◆ Given information
++++++++++
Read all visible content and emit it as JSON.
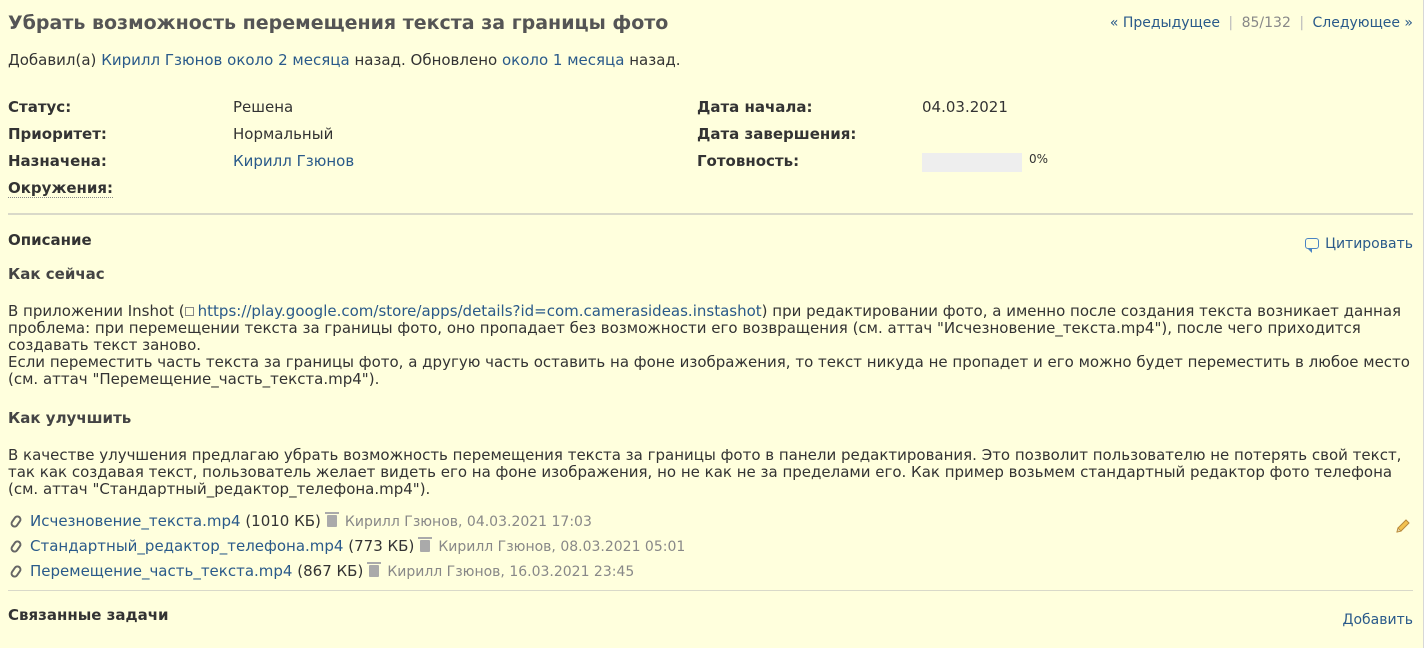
{
  "issue": {
    "title": "Убрать возможность перемещения текста за границы фото",
    "author_prefix": "Добавил(а)",
    "author": "Кирилл Гзюнов",
    "added_ago": "около 2 месяца",
    "added_suffix": "назад. Обновлено",
    "updated_ago": "около 1 месяца",
    "updated_suffix": "назад."
  },
  "nav": {
    "prev": "« Предыдущее",
    "counter": "85/132",
    "next": "Следующее »"
  },
  "attributes": {
    "status_label": "Статус:",
    "status_value": "Решена",
    "priority_label": "Приоритет:",
    "priority_value": "Нормальный",
    "assigned_label": "Назначена:",
    "assigned_value": "Кирилл Гзюнов",
    "env_label": "Окружения:",
    "start_label": "Дата начала:",
    "start_value": "04.03.2021",
    "due_label": "Дата завершения:",
    "done_label": "Готовность:",
    "done_value": "0%",
    "done_fraction": 0
  },
  "description": {
    "heading": "Описание",
    "quote_label": "Цитировать",
    "h_now": "Как сейчас",
    "p1_start": "В приложении Inshot (",
    "p1_link": "https://play.google.com/store/apps/details?id=com.camerasideas.instashot",
    "p1_end": ") при редактировании фото, а именно после создания текста возникает данная проблема: при перемещении текста за границы фото, оно пропадает без возможности его возвращения (см. аттач \"Исчезновение_текста.mp4\"), после чего приходится создавать текст заново.",
    "p1_line2": "Если переместить часть текста за границы фото, а другую часть оставить на фоне изображения, то текст никуда не пропадет и его можно будет переместить в любое место (см. аттач \"Перемещение_часть_текста.mp4\").",
    "h_improve": "Как улучшить",
    "p2": "В качестве улучшения предлагаю убрать возможность перемещения текста за границы фото в панели редактирования. Это позволит пользователю не потерять свой текст, так как создавая текст, пользователь желает видеть его на фоне изображения, но не как не за пределами его. Как пример возьмем стандартный редактор фото телефона (см. аттач \"Стандартный_редактор_телефона.mp4\")."
  },
  "attachments": [
    {
      "name": "Исчезновение_текста.mp4",
      "size": "(1010 КБ)",
      "meta": "Кирилл Гзюнов, 04.03.2021 17:03"
    },
    {
      "name": "Стандартный_редактор_телефона.mp4",
      "size": "(773 КБ)",
      "meta": "Кирилл Гзюнов, 08.03.2021 05:01"
    },
    {
      "name": "Перемещение_часть_текста.mp4",
      "size": "(867 КБ)",
      "meta": "Кирилл Гзюнов, 16.03.2021 23:45"
    }
  ],
  "related": {
    "heading": "Связанные задачи",
    "add_label": "Добавить"
  }
}
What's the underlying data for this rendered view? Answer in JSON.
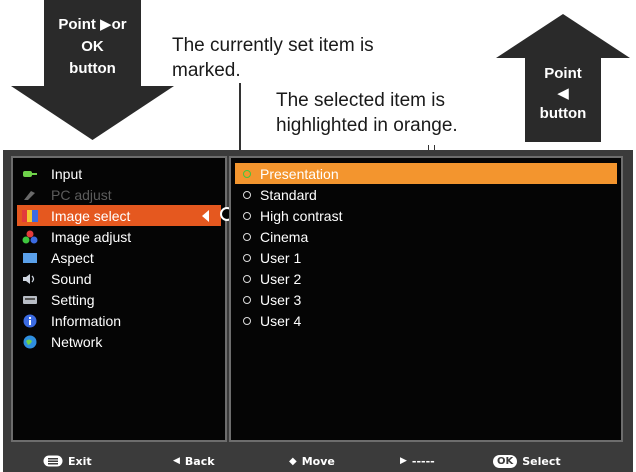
{
  "callouts": {
    "left_arrow": "Point ▶or\nOK\nbutton",
    "right_arrow": "Point\n◀\nbutton",
    "current_note": "The currently set item is\nmarked.",
    "selected_note": "The selected item is\nhighlighted in orange."
  },
  "menu": {
    "items": [
      {
        "label": "Input",
        "icon": "input-icon"
      },
      {
        "label": "PC adjust",
        "icon": "pc-adjust-icon"
      },
      {
        "label": "Image select",
        "icon": "image-select-icon"
      },
      {
        "label": "Image adjust",
        "icon": "image-adjust-icon"
      },
      {
        "label": "Aspect",
        "icon": "aspect-icon"
      },
      {
        "label": "Sound",
        "icon": "sound-icon"
      },
      {
        "label": "Setting",
        "icon": "setting-icon"
      },
      {
        "label": "Information",
        "icon": "information-icon"
      },
      {
        "label": "Network",
        "icon": "network-icon"
      }
    ],
    "selected": "Image select",
    "disabled": "PC adjust"
  },
  "options": {
    "items": [
      "Presentation",
      "Standard",
      "High contrast",
      "Cinema",
      "User 1",
      "User 2",
      "User 3",
      "User 4"
    ],
    "current": "Presentation",
    "highlighted": "Presentation"
  },
  "statusbar": {
    "exit": "Exit",
    "back": "Back",
    "move": "Move",
    "next": "-----",
    "ok_badge": "OK",
    "select": "Select"
  },
  "colors": {
    "menu_selected": "#e5581f",
    "option_highlight": "#f3952e",
    "current_marker": "#3fc63f",
    "osd_frame": "#3b3b3b"
  }
}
++++++++++
◆ Prompt
The lines to be quoted run from the line containing "What's the underlying" through the end of the entries above, both included; quote them exactly and leave out any pictures.

◆ Full answer
What's the underlying data for this rendered view? Answer in JSON.
{
  "callouts": {
    "left_arrow": "Point ▶or\nOK\nbutton",
    "right_arrow": "Point\n◀\nbutton",
    "current_note": "The currently set item is\nmarked.",
    "selected_note": "The selected item is\nhighlighted in orange."
  },
  "menu": {
    "items": [
      {
        "label": "Input",
        "icon": "input-icon"
      },
      {
        "label": "PC adjust",
        "icon": "pc-adjust-icon"
      },
      {
        "label": "Image select",
        "icon": "image-select-icon"
      },
      {
        "label": "Image adjust",
        "icon": "image-adjust-icon"
      },
      {
        "label": "Aspect",
        "icon": "aspect-icon"
      },
      {
        "label": "Sound",
        "icon": "sound-icon"
      },
      {
        "label": "Setting",
        "icon": "setting-icon"
      },
      {
        "label": "Information",
        "icon": "information-icon"
      },
      {
        "label": "Network",
        "icon": "network-icon"
      }
    ],
    "selected": "Image select",
    "disabled": "PC adjust"
  },
  "options": {
    "items": [
      "Presentation",
      "Standard",
      "High contrast",
      "Cinema",
      "User 1",
      "User 2",
      "User 3",
      "User 4"
    ],
    "current": "Presentation",
    "highlighted": "Presentation"
  },
  "statusbar": {
    "exit": "Exit",
    "back": "Back",
    "move": "Move",
    "next": "-----",
    "ok_badge": "OK",
    "select": "Select"
  },
  "colors": {
    "menu_selected": "#e5581f",
    "option_highlight": "#f3952e",
    "current_marker": "#3fc63f",
    "osd_frame": "#3b3b3b"
  }
}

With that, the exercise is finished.